Write out exactly the lines between the line containing "Output the text content of this document." and the end of the records, counting both ends, and leave out all pictures.

* begin Dataset rows *

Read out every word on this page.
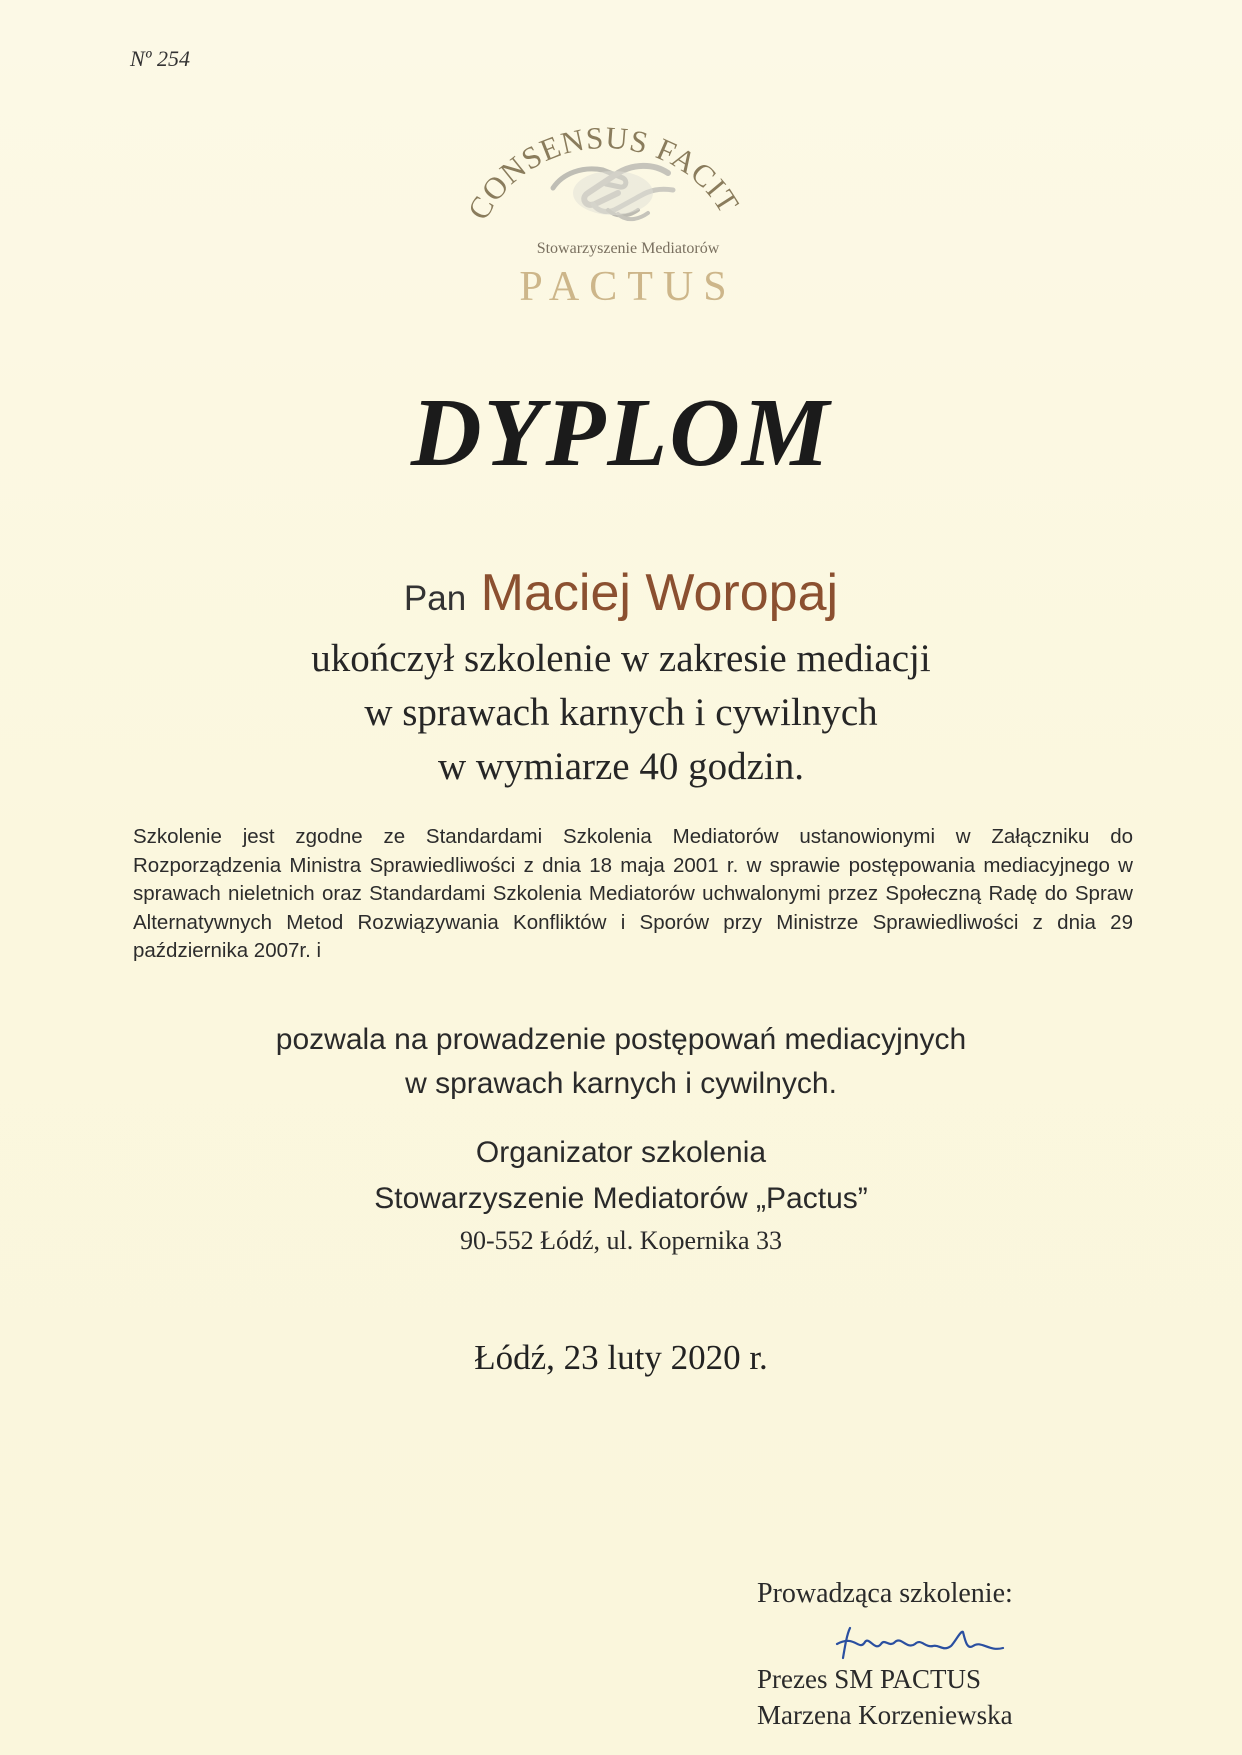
Nº 254
ONSENSUS FACIT
Stowarzyszenie Mediatorów
PACTUS
DYPLOM
Pan Maciej Woropaj
ukończył szkolenie w zakresie mediacji
w sprawach karnych i cywilnych
w wymiarze 40 godzin.
Szkolenie jest zgodne ze Standardami Szkolenia Mediatorów ustanowionymi w Załączniku do Rozporządzenia Ministra Sprawiedliwości z dnia 18 maja 2001 r. w sprawie postępowania mediacyjnego w sprawach nieletnich oraz Standardami Szkolenia Mediatorów uchwalonymi przez Społeczną Radę do Spraw Alternatywnych Metod Rozwiązywania Konfliktów i Sporów przy Ministrze Sprawiedliwości z dnia 29 października 2007r. i
pozwala na prowadzenie postępowań mediacyjnych
w sprawach karnych i cywilnych.
Organizator szkolenia
Stowarzyszenie Mediatorów „Pactus”
90-552 Łódź, ul. Kopernika 33
Łódź, 23 luty 2020 r.
Prowadząca szkolenie:
Prezes SM PACTUS
Marzena Korzeniewska
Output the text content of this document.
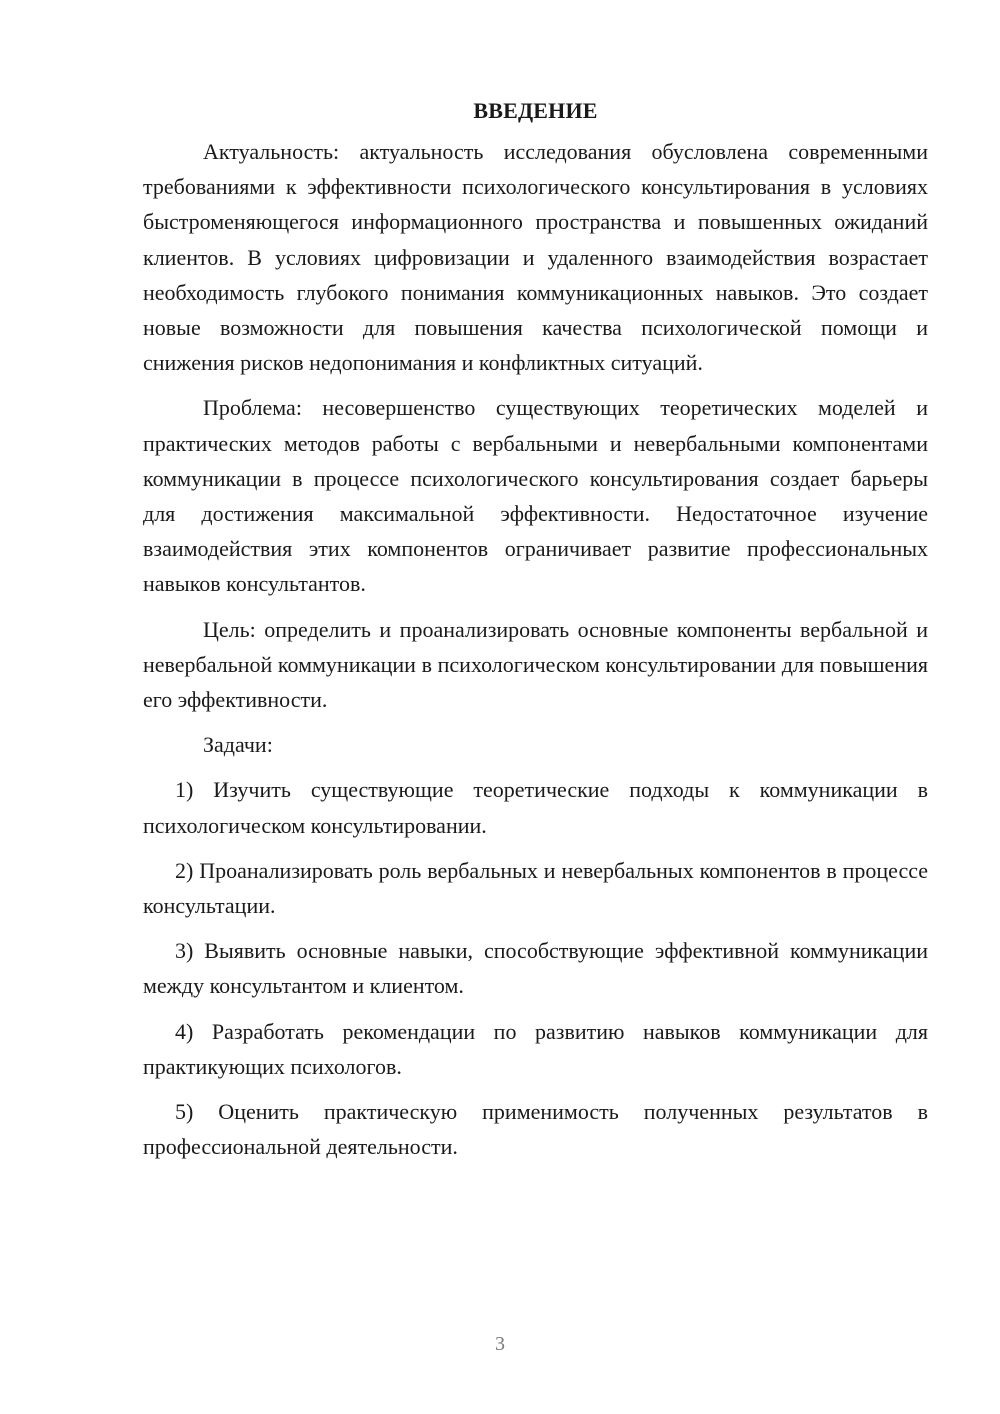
ВВЕДЕНИЕ

Актуальность: актуальность исследования обусловлена современными требованиями к эффективности психологического консультирования в условиях быстроменяющегося информационного пространства и повышенных ожиданий клиентов. В условиях цифровизации и удаленного взаимодействия возрастает необходимость глубокого понимания коммуникационных навыков. Это создает новые возможности для повышения качества психологической помощи и снижения рисков недопонимания и конфликтных ситуаций.

Проблема: несовершенство существующих теоретических моделей и практических методов работы с вербальными и невербальными компонентами коммуникации в процессе психологического консультирования создает барьеры для достижения максимальной эффективности. Недостаточное изучение взаимодействия этих компонентов ограничивает развитие профессиональных навыков консультантов.

Цель: определить и проанализировать основные компоненты вербальной и невербальной коммуникации в психологическом консультировании для повышения его эффективности.

Задачи:

1) Изучить существующие теоретические подходы к коммуникации в психологическом консультировании.

2) Проанализировать роль вербальных и невербальных компонентов в процессе консультации.

3) Выявить основные навыки, способствующие эффективной коммуникации между консультантом и клиентом.

4) Разработать рекомендации по развитию навыков коммуникации для практикующих психологов.

5) Оценить практическую применимость полученных результатов в профессиональной деятельности.

3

* end Dataset rows *

• _Solution to the problem_
Output the text content of this document.
ВВЕДЕНИЕ

Актуальность: актуальность исследования обусловлена современными требованиями к эффективности психологического консультирования в условиях быстроменяющегося информационного пространства и повышенных ожиданий клиентов. В условиях цифровизации и удаленного взаимодействия возрастает необходимость глубокого понимания коммуникационных навыков. Это создает новые возможности для повышения качества психологической помощи и снижения рисков недопонимания и конфликтных ситуаций.

Проблема: несовершенство существующих теоретических моделей и практических методов работы с вербальными и невербальными компонентами коммуникации в процессе психологического консультирования создает барьеры для достижения максимальной эффективности. Недостаточное изучение взаимодействия этих компонентов ограничивает развитие профессиональных навыков консультантов.

Цель: определить и проанализировать основные компоненты вербальной и невербальной коммуникации в психологическом консультировании для повышения его эффективности.

Задачи:

1) Изучить существующие теоретические подходы к коммуникации в психологическом консультировании.

2) Проанализировать роль вербальных и невербальных компонентов в процессе консультации.

3) Выявить основные навыки, способствующие эффективной коммуникации между консультантом и клиентом.

4) Разработать рекомендации по развитию навыков коммуникации для практикующих психологов.

5) Оценить практическую применимость полученных результатов в профессиональной деятельности.

3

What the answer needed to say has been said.